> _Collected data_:
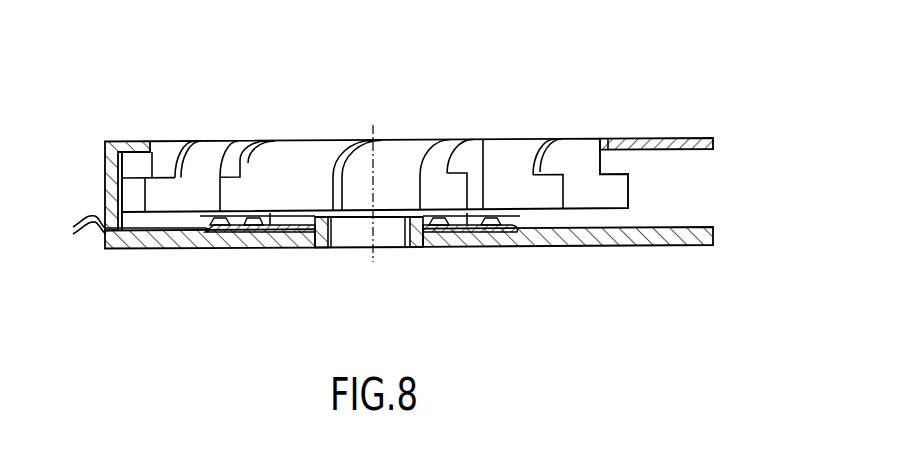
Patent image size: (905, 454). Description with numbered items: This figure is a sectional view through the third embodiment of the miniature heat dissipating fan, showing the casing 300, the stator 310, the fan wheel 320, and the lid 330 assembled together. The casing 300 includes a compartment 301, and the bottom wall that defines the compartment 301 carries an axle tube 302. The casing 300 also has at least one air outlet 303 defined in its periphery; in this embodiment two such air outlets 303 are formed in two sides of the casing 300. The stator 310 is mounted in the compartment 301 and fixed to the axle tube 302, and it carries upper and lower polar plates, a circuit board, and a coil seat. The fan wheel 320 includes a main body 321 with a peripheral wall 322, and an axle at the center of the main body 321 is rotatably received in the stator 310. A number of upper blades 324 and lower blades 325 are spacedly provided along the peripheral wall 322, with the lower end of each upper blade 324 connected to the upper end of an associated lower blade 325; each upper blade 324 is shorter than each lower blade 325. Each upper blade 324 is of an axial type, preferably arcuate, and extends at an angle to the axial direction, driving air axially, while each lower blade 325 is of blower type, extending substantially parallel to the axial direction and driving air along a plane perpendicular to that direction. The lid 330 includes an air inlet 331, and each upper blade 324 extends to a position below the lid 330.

The casing 300 is at (625, 244).
The compartment 301 is at (155, 255).
The axle tube 302 is at (313, 252).
The air outlet 303 is at (706, 167).
The stator 310 is at (447, 232).
The fan wheel 320 is at (442, 99).
The main body 321 is at (336, 140).
The peripheral wall 322 is at (402, 137).
The upper blade 324 is at (532, 137).
The lower blade 325 is at (528, 188).
The lid 330 is at (118, 140).
The air inlet 331 is at (606, 138).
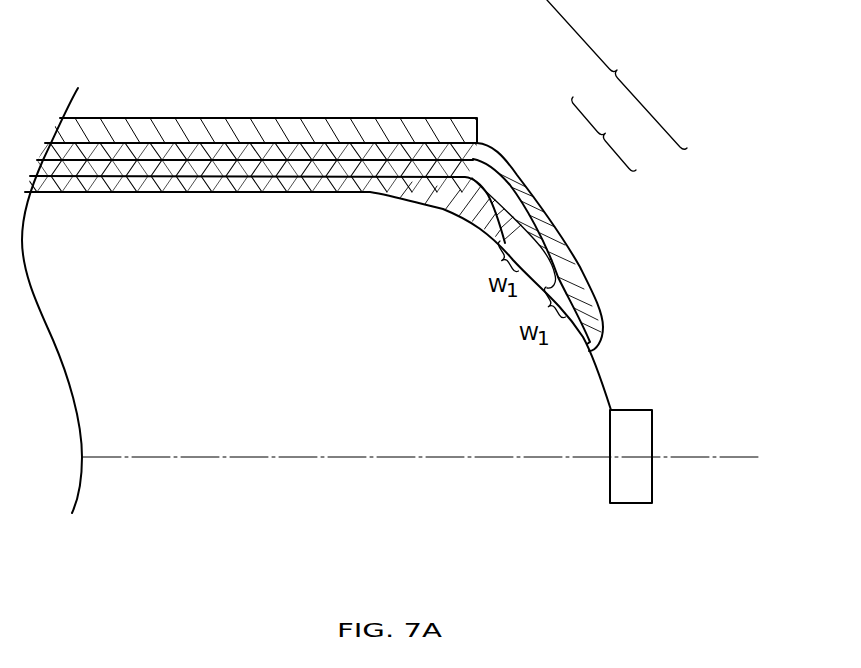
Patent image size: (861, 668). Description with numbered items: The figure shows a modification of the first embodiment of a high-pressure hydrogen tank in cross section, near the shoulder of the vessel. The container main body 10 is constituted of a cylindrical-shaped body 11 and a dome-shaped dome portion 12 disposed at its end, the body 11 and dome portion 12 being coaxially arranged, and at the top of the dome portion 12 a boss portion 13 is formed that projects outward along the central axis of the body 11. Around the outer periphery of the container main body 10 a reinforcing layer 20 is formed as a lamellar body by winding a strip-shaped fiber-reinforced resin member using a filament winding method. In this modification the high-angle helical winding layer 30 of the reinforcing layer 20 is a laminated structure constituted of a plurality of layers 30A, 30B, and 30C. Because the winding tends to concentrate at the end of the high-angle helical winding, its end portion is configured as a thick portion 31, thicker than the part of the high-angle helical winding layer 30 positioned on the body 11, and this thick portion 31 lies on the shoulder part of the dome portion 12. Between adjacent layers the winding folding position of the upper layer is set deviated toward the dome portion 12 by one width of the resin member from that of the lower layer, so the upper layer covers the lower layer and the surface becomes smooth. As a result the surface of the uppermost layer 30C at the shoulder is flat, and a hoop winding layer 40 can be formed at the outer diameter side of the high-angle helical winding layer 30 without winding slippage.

The container main body 10 is at (680, 430).
The body 11 is at (233, 175).
The dome portion 12 is at (597, 308).
The boss portion 13 is at (652, 483).
The reinforcing layer 20 is at (616, 74).
The high-angle helical winding layer 30 is at (606, 134).
The layer 30A is at (508, 158).
The layer 30B is at (528, 200).
The uppermost layer 30C is at (548, 210).
The thick portion 31 is at (445, 176).
The hoop winding layer 40 is at (478, 110).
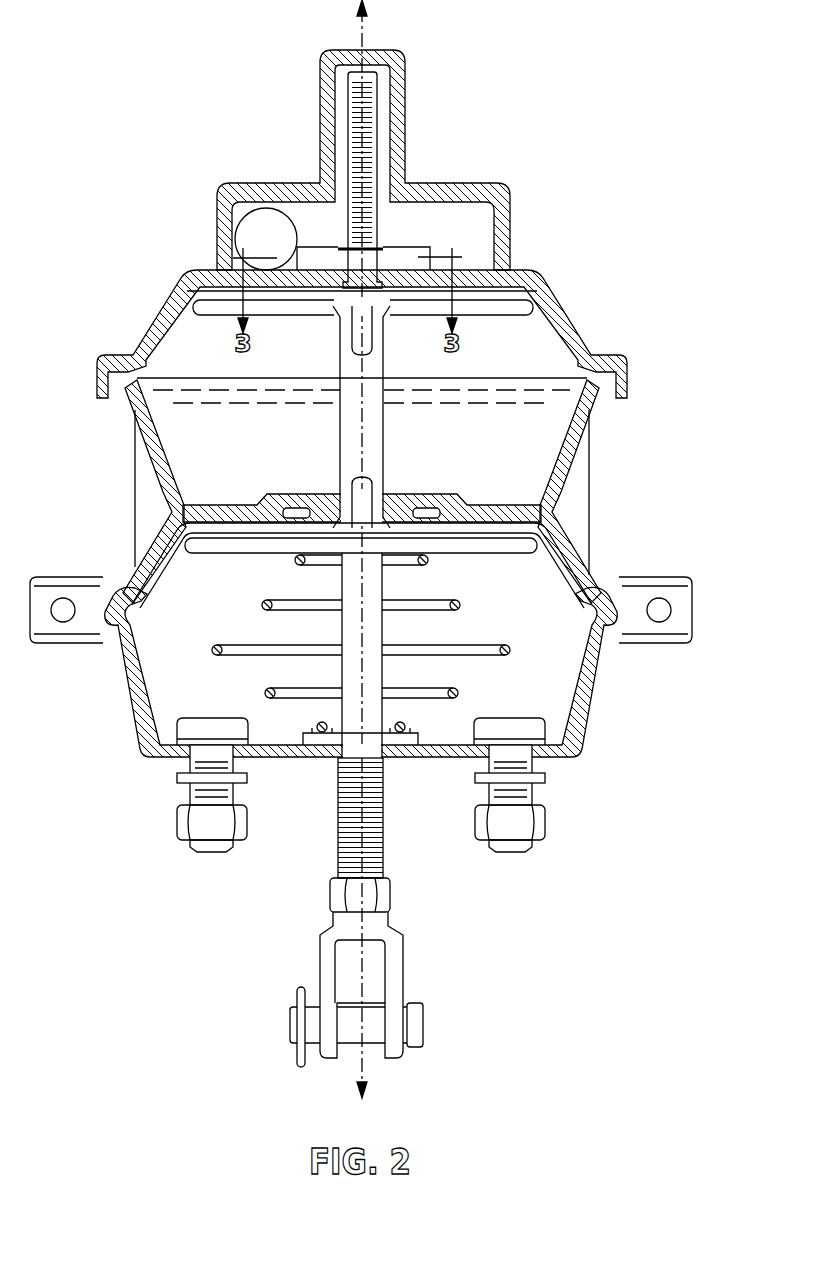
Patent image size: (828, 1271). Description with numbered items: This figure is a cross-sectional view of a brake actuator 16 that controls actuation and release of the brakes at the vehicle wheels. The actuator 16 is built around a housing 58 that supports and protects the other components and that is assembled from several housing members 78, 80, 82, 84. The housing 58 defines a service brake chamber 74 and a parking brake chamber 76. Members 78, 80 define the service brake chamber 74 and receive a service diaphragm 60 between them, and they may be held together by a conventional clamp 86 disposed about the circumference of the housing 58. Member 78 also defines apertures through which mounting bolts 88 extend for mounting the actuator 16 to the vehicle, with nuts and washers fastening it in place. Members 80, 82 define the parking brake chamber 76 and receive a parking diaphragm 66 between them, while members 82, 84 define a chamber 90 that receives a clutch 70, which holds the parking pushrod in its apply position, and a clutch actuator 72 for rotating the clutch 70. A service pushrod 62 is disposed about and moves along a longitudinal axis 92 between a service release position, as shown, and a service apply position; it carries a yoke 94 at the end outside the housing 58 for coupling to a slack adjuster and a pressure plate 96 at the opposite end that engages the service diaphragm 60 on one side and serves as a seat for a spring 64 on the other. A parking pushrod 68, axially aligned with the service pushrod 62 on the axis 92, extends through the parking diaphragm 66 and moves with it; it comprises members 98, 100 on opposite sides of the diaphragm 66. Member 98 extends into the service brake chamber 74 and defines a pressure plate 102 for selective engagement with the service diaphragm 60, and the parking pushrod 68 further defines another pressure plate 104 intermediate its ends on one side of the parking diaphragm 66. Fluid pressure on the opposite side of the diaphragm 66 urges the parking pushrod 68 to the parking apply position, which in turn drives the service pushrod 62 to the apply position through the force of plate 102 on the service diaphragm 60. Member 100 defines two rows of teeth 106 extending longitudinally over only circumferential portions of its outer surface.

The actuator 16 is at (190, 141).
The housing 58 is at (150, 490).
The service diaphragm 60 is at (160, 572).
The service pushrod 62 is at (370, 753).
The spring 64 is at (510, 647).
The parking diaphragm 66 is at (165, 340).
The parking pushrod 68 is at (362, 412).
The clutch 70 is at (433, 251).
The clutch actuator 72 is at (257, 232).
The service brake chamber 74 is at (183, 692).
The parking brake chamber 76 is at (523, 403).
The housing member 78 is at (123, 665).
The housing member 80 is at (137, 565).
The housing member 82 is at (168, 303).
The housing member 84 is at (328, 125).
The clamp 86 is at (697, 607).
The mounting bolts 88 is at (200, 765).
The chamber 90 is at (447, 213).
The longitudinal axis 92 is at (363, 1068).
The yoke 94 is at (325, 1023).
The pressure plate 96 is at (485, 545).
The member 98 is at (350, 450).
The member 100 is at (372, 100).
The pressure plate 102 is at (297, 517).
The pressure plate 104 is at (400, 307).
The teeth 106 is at (367, 167).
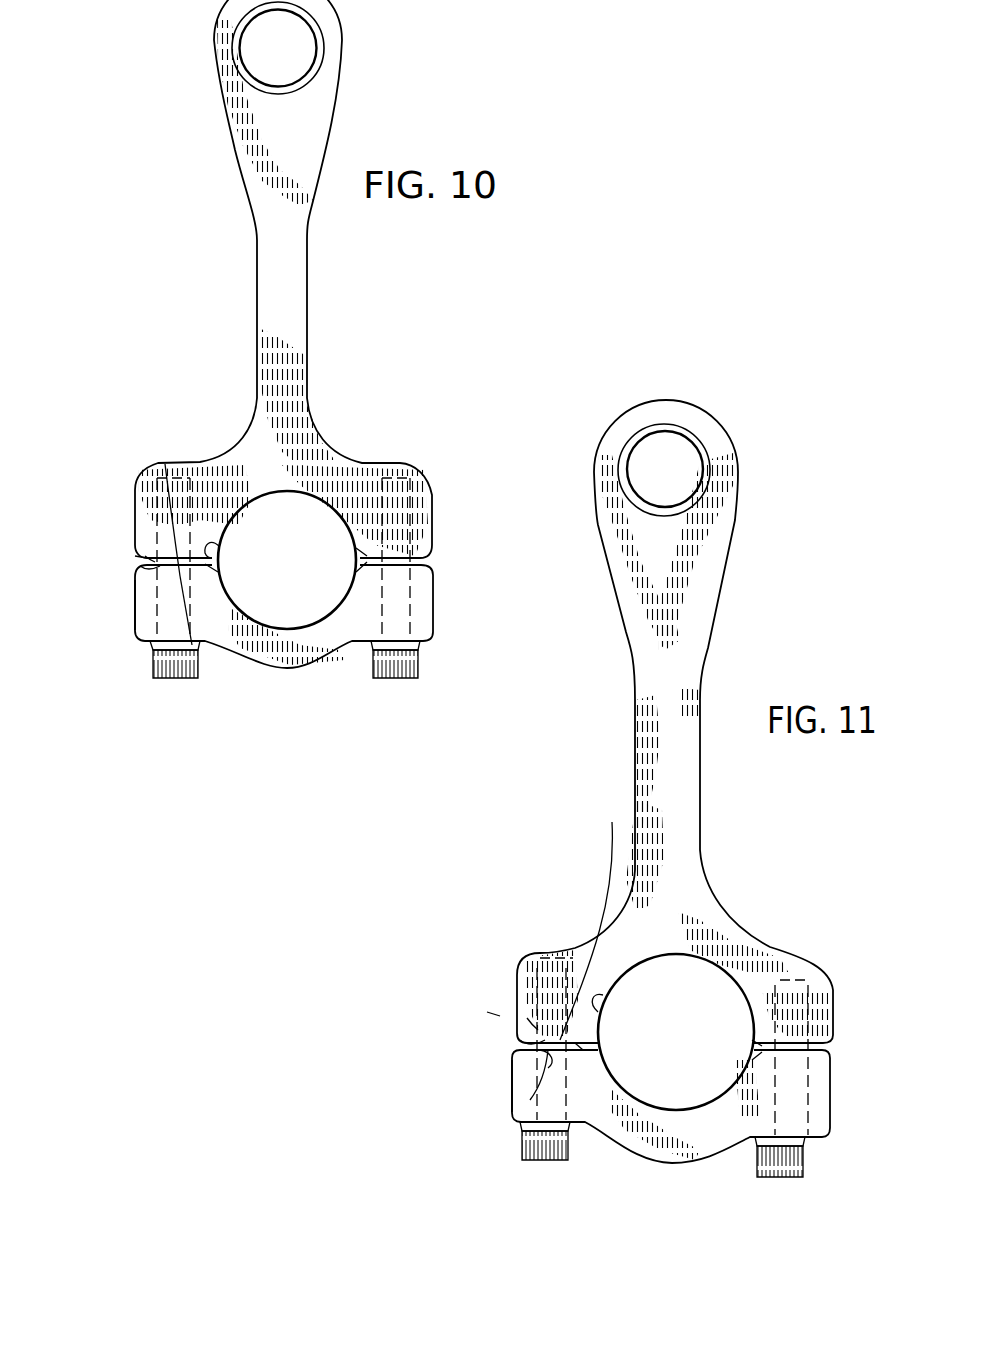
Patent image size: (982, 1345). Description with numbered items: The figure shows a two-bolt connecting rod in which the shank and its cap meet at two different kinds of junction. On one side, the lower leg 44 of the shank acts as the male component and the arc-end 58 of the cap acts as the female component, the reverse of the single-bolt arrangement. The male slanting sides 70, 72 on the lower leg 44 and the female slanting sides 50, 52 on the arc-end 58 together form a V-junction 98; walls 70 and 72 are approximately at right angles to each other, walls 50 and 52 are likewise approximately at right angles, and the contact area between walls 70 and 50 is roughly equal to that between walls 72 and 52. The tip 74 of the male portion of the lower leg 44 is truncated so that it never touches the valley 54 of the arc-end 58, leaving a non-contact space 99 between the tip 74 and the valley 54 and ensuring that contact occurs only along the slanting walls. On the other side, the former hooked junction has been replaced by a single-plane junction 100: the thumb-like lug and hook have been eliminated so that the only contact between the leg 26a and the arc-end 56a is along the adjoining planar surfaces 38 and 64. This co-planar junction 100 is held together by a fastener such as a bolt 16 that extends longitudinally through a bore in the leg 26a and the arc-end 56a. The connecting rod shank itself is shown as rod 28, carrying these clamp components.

In FIG. 10, the bolt 16 is at (165, 658).
In FIG. 11, the bolt 16 is at (532, 1143).
In FIG. 10, the leg 26a is at (395, 447).
In FIG. 11, the leg 26a is at (795, 960).
In FIG. 10, the connecting rod 28 is at (190, 446).
In FIG. 11, the connecting rod 28 is at (592, 912).
In FIG. 10, the surface 38 is at (364, 556).
In FIG. 11, the surface 38 is at (784, 1040).
In FIG. 10, the lower leg 44 is at (148, 500).
In FIG. 11, the lower leg 44 is at (522, 986).
In FIG. 10, the female slanting side 50 is at (148, 572).
In FIG. 11, the female slanting side 50 is at (526, 1035).
In FIG. 10, the female slanting side 52 is at (198, 571).
In FIG. 11, the female slanting side 52 is at (573, 1050).
In FIG. 10, the valley 54 is at (178, 665).
In FIG. 11, the valley 54 is at (541, 1050).
In FIG. 10, the arc-end 56a is at (438, 613).
In FIG. 11, the arc-end 56a is at (836, 1095).
In FIG. 10, the arc-end 58 is at (126, 604).
In FIG. 11, the arc-end 58 is at (526, 1072).
In FIG. 10, the surface 64 is at (372, 566).
In FIG. 11, the surface 64 is at (773, 1051).
In FIG. 10, the male slanting side 70 is at (145, 553).
In FIG. 11, the male slanting side 70 is at (527, 1017).
In FIG. 10, the male slanting side 72 is at (204, 548).
In FIG. 11, the male slanting side 72 is at (604, 996).
In FIG. 10, the tip 74 is at (150, 556).
In FIG. 11, the tip 74 is at (593, 916).
In FIG. 10, the V-junction 98 is at (118, 552).
In FIG. 11, the V-junction 98 is at (488, 1013).
In FIG. 10, the non-contact space 99 is at (180, 578).
In FIG. 11, the non-contact space 99 is at (548, 1050).
In FIG. 10, the single-plane junction 100 is at (437, 559).
In FIG. 11, the single-plane junction 100 is at (839, 1045).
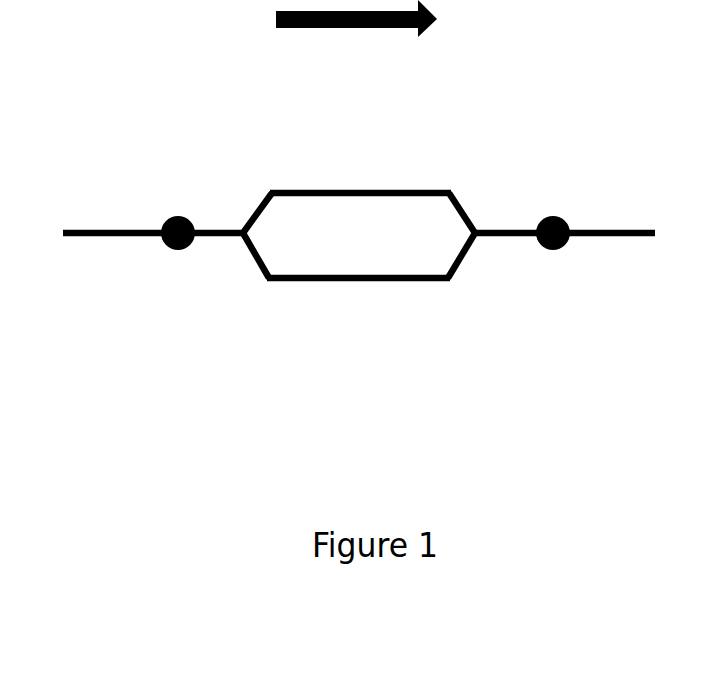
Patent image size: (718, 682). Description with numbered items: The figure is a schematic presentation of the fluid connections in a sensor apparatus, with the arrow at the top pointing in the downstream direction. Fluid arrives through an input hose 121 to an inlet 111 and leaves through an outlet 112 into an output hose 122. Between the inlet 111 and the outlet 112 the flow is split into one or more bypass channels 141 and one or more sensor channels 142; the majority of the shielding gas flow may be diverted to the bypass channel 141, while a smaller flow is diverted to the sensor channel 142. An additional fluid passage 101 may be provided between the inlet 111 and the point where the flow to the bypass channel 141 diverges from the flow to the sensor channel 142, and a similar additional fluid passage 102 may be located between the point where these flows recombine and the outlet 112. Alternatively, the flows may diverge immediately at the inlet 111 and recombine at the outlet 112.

The additional fluid passage 101 is at (212, 226).
The additional fluid passage 102 is at (491, 226).
The inlet 111 is at (180, 215).
The outlet 112 is at (553, 215).
The input hose 121 is at (115, 236).
The output hose 122 is at (613, 236).
The bypass channel 141 is at (348, 188).
The sensor channel 142 is at (350, 283).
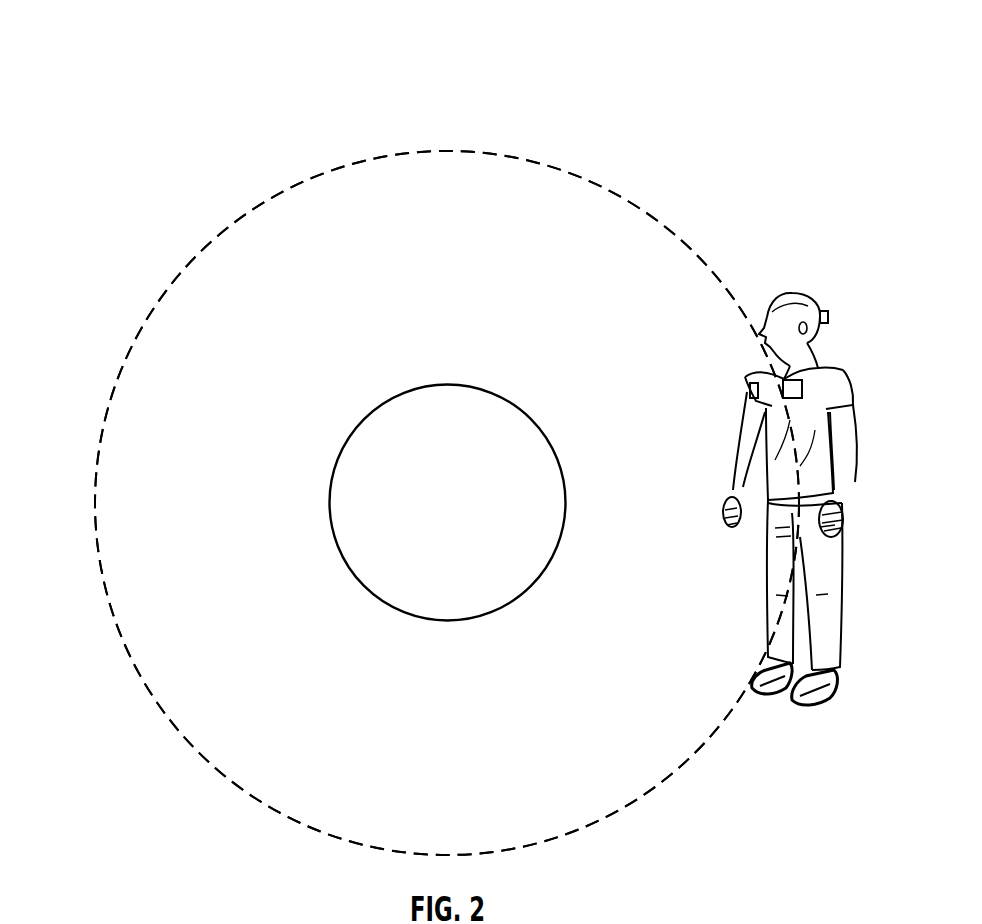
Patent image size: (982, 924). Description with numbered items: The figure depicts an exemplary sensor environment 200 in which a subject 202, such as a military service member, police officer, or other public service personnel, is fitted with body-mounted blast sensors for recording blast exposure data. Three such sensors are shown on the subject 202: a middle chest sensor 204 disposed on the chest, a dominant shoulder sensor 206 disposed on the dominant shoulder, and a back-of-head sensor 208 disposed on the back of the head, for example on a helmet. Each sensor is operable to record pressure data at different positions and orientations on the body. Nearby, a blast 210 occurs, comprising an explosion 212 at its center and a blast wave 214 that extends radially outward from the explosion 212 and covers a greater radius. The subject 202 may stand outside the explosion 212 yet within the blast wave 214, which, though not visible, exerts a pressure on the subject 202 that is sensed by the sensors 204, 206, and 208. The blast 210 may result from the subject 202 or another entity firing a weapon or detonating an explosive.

The sensor environment 200 is at (121, 50).
The subject 202 is at (847, 699).
The middle chest sensor 204 is at (803, 386).
The dominant shoulder sensor 206 is at (752, 382).
The back-of-head sensor 208 is at (828, 315).
The blast 210 is at (113, 646).
The explosion 212 is at (448, 385).
The blast wave 214 is at (637, 207).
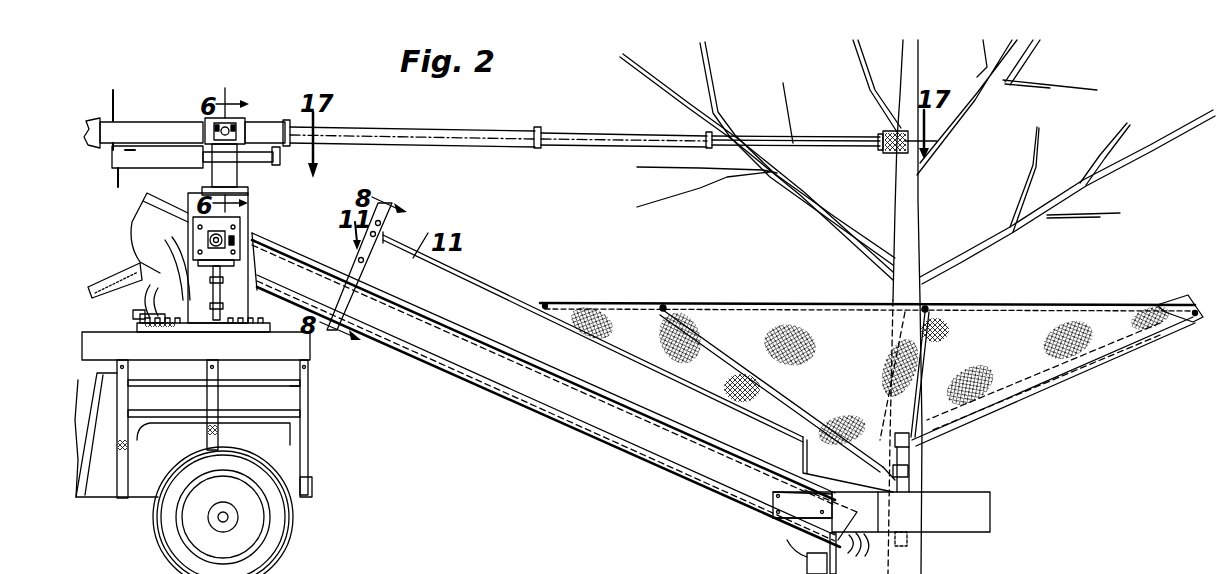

> _Written instruction_: Update every line from the start of the items through the one containing "The compartment 301 is at (155, 255).", both ends included, so that "embodiment" becomes "version" and nothing else changes. Return only those lines, without the pictures.

> _Exercise response_:
Patent image size: (905, 454). Description with numbered items: This figure is a sectional view through the third version of the miniature heat dissipating fan, showing the casing 300, the stator 310, the fan wheel 320, and the lid 330 assembled together. The casing 300 includes a compartment 301, and the bottom wall that defines the compartment 301 carries an axle tube 302. The casing 300 also has at least one air outlet 303 defined in its periphery; in this version two such air outlets 303 are formed in two sides of the casing 300. The stator 310 is mounted in the compartment 301 and fixed to the axle tube 302, and it carries upper and lower polar plates, a circuit board, and a coil seat. The fan wheel 320 includes a main body 321 with a peripheral wall 322, and an axle at the center of the main body 321 is rotatably received in the stator 310. A number of upper blades 324 and lower blades 325 are spacedly provided along the peripheral wall 322, with the lower end of each upper blade 324 connected to the upper end of an associated lower blade 325; each upper blade 324 is shorter than each lower blade 325. Each upper blade 324 is of an axial type, preferably arcuate, and extends at an angle to the axial direction, driving air axially, while each lower blade 325 is of blower type, extending substantially parallel to the axial direction and driving air along a plane perpendicular to that direction. The lid 330 includes an air inlet 331, and each upper blade 324 extends to a position below the lid 330.

The casing 300 is at (625, 244).
The compartment 301 is at (155, 255).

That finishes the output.